Aim: Reproduce every line of the records below verbatim, without altering, adding, or omitting anything.

* START Information supplied *

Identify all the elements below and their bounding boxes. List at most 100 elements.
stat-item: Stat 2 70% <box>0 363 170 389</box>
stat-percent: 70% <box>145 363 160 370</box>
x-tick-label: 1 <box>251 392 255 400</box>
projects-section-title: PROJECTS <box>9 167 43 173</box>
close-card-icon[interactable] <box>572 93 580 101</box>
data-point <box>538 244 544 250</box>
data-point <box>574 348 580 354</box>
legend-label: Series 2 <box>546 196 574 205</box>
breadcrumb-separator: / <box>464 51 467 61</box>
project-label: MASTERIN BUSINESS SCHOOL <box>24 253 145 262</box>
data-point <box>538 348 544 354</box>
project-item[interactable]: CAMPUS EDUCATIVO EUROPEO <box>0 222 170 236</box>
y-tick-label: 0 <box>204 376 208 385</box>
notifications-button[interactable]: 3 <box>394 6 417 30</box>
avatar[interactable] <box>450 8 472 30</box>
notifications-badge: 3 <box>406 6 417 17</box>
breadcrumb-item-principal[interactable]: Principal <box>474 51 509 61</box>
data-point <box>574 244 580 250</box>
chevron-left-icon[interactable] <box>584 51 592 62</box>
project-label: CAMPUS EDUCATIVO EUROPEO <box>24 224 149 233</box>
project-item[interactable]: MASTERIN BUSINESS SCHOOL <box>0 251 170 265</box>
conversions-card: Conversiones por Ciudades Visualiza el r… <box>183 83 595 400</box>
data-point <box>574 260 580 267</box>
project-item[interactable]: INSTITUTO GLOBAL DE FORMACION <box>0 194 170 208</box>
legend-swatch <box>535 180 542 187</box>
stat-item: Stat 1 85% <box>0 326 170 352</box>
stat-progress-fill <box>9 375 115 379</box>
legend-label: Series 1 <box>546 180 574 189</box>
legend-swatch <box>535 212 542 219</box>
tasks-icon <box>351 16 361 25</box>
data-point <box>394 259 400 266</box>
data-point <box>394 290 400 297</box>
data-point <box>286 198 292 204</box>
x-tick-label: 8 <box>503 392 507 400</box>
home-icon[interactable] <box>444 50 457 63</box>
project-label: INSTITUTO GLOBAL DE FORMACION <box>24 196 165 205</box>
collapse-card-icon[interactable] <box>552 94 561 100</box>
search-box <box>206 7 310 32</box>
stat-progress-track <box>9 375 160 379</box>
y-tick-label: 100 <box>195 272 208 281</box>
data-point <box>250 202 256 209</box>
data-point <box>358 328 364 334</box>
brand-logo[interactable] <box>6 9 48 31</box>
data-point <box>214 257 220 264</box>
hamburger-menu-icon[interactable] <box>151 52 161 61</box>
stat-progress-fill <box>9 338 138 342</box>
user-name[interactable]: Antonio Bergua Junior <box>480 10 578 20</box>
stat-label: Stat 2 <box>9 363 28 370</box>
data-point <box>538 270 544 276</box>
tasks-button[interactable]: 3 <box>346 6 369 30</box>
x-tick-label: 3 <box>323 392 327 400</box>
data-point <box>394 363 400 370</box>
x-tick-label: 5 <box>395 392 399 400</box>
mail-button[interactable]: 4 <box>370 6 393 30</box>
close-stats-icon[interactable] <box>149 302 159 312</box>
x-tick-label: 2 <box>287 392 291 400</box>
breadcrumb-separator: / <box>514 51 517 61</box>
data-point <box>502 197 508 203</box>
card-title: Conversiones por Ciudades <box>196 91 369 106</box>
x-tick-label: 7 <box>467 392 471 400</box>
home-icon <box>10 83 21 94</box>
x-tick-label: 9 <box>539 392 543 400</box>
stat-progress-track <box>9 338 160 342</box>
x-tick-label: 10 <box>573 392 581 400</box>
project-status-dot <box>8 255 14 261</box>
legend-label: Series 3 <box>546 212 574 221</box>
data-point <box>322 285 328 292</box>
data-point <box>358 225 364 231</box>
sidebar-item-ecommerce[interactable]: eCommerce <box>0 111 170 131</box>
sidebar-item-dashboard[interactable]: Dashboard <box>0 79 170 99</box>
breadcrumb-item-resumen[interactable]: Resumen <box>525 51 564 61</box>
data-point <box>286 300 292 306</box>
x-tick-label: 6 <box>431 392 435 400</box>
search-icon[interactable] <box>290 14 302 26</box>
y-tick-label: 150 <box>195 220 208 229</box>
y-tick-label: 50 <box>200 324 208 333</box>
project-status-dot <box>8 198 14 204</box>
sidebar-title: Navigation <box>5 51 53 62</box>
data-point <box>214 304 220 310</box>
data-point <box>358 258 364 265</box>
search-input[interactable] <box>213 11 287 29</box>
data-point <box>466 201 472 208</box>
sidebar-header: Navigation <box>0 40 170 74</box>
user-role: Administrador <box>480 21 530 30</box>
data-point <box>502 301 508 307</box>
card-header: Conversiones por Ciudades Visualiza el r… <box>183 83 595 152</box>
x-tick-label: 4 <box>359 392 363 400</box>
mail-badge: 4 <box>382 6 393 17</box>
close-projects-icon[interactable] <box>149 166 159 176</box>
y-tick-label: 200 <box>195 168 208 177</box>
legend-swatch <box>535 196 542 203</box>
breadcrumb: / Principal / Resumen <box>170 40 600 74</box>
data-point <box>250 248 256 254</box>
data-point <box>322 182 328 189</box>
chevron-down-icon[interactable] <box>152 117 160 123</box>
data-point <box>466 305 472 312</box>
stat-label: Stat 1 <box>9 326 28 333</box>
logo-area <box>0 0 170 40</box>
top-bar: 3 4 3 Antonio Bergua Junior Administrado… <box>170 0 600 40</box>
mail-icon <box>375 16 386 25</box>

* END Information supplied *

Reply:
Identify all the elements below and their bounding boxes. List at most 100 elements.
stat-item: Stat 2 70% <box>0 363 170 389</box>
stat-percent: 70% <box>145 363 160 370</box>
x-tick-label: 1 <box>251 392 255 400</box>
projects-section-title: PROJECTS <box>9 167 43 173</box>
close-card-icon[interactable] <box>572 93 580 101</box>
data-point <box>538 244 544 250</box>
data-point <box>574 348 580 354</box>
legend-label: Series 2 <box>546 196 574 205</box>
breadcrumb-separator: / <box>464 51 467 61</box>
project-label: MASTERIN BUSINESS SCHOOL <box>24 253 145 262</box>
data-point <box>538 348 544 354</box>
project-item[interactable]: CAMPUS EDUCATIVO EUROPEO <box>0 222 170 236</box>
y-tick-label: 0 <box>204 376 208 385</box>
notifications-button[interactable]: 3 <box>394 6 417 30</box>
avatar[interactable] <box>450 8 472 30</box>
notifications-badge: 3 <box>406 6 417 17</box>
breadcrumb-item-principal[interactable]: Principal <box>474 51 509 61</box>
data-point <box>574 244 580 250</box>
chevron-left-icon[interactable] <box>584 51 592 62</box>
project-label: CAMPUS EDUCATIVO EUROPEO <box>24 224 149 233</box>
project-item[interactable]: MASTERIN BUSINESS SCHOOL <box>0 251 170 265</box>
conversions-card: Conversiones por Ciudades Visualiza el r… <box>183 83 595 400</box>
data-point <box>574 260 580 267</box>
project-item[interactable]: INSTITUTO GLOBAL DE FORMACION <box>0 194 170 208</box>
legend-swatch <box>535 180 542 187</box>
stat-item: Stat 1 85% <box>0 326 170 352</box>
stat-progress-fill <box>9 375 115 379</box>
legend-label: Series 1 <box>546 180 574 189</box>
legend-swatch <box>535 212 542 219</box>
tasks-icon <box>351 16 361 25</box>
data-point <box>394 259 400 266</box>
data-point <box>394 290 400 297</box>
data-point <box>286 198 292 204</box>
x-tick-label: 8 <box>503 392 507 400</box>
home-icon[interactable] <box>444 50 457 63</box>
project-label: INSTITUTO GLOBAL DE FORMACION <box>24 196 165 205</box>
collapse-card-icon[interactable] <box>552 94 561 100</box>
search-box <box>206 7 310 32</box>
stat-progress-track <box>9 375 160 379</box>
y-tick-label: 100 <box>195 272 208 281</box>
data-point <box>250 202 256 209</box>
data-point <box>358 328 364 334</box>
brand-logo[interactable] <box>6 9 48 31</box>
data-point <box>214 257 220 264</box>
hamburger-menu-icon[interactable] <box>151 52 161 61</box>
stat-progress-fill <box>9 338 138 342</box>
user-name[interactable]: Antonio Bergua Junior <box>480 10 578 20</box>
stat-label: Stat 2 <box>9 363 28 370</box>
data-point <box>538 270 544 276</box>
tasks-button[interactable]: 3 <box>346 6 369 30</box>
x-tick-label: 3 <box>323 392 327 400</box>
data-point <box>394 363 400 370</box>
x-tick-label: 5 <box>395 392 399 400</box>
mail-button[interactable]: 4 <box>370 6 393 30</box>
close-stats-icon[interactable] <box>149 302 159 312</box>
x-tick-label: 2 <box>287 392 291 400</box>
breadcrumb-separator: / <box>514 51 517 61</box>
data-point <box>502 197 508 203</box>
card-title: Conversiones por Ciudades <box>196 91 369 106</box>
x-tick-label: 7 <box>467 392 471 400</box>
home-icon <box>10 83 21 94</box>
x-tick-label: 9 <box>539 392 543 400</box>
stat-progress-track <box>9 338 160 342</box>
x-tick-label: 10 <box>573 392 581 400</box>
project-status-dot <box>8 255 14 261</box>
legend-label: Series 3 <box>546 212 574 221</box>
data-point <box>322 285 328 292</box>
data-point <box>358 225 364 231</box>
sidebar-item-ecommerce[interactable]: eCommerce <box>0 111 170 131</box>
sidebar-item-dashboard[interactable]: Dashboard <box>0 79 170 99</box>
breadcrumb-item-resumen[interactable]: Resumen <box>525 51 564 61</box>
data-point <box>286 300 292 306</box>
x-tick-label: 6 <box>431 392 435 400</box>
search-icon[interactable] <box>290 14 302 26</box>
y-tick-label: 150 <box>195 220 208 229</box>
y-tick-label: 50 <box>200 324 208 333</box>
project-status-dot <box>8 198 14 204</box>
sidebar-title: Navigation <box>5 51 53 62</box>
data-point <box>214 304 220 310</box>
data-point <box>358 258 364 265</box>
search-input[interactable] <box>213 11 287 29</box>
data-point <box>466 201 472 208</box>
sidebar-header: Navigation <box>0 40 170 74</box>
user-role: Administrador <box>480 21 530 30</box>
data-point <box>502 301 508 307</box>
card-header: Conversiones por Ciudades Visualiza el r… <box>183 83 595 152</box>
x-tick-label: 4 <box>359 392 363 400</box>
mail-badge: 4 <box>382 6 393 17</box>
close-projects-icon[interactable] <box>149 166 159 176</box>
y-tick-label: 200 <box>195 168 208 177</box>
legend-swatch <box>535 196 542 203</box>
breadcrumb: / Principal / Resumen <box>170 40 600 74</box>
data-point <box>250 248 256 254</box>
data-point <box>322 182 328 189</box>
chevron-down-icon[interactable] <box>152 117 160 123</box>
data-point <box>466 305 472 312</box>
stat-label: Stat 1 <box>9 326 28 333</box>
logo-area <box>0 0 170 40</box>
top-bar: 3 4 3 Antonio Bergua Junior Administrado… <box>170 0 600 40</box>
mail-icon <box>375 16 386 25</box>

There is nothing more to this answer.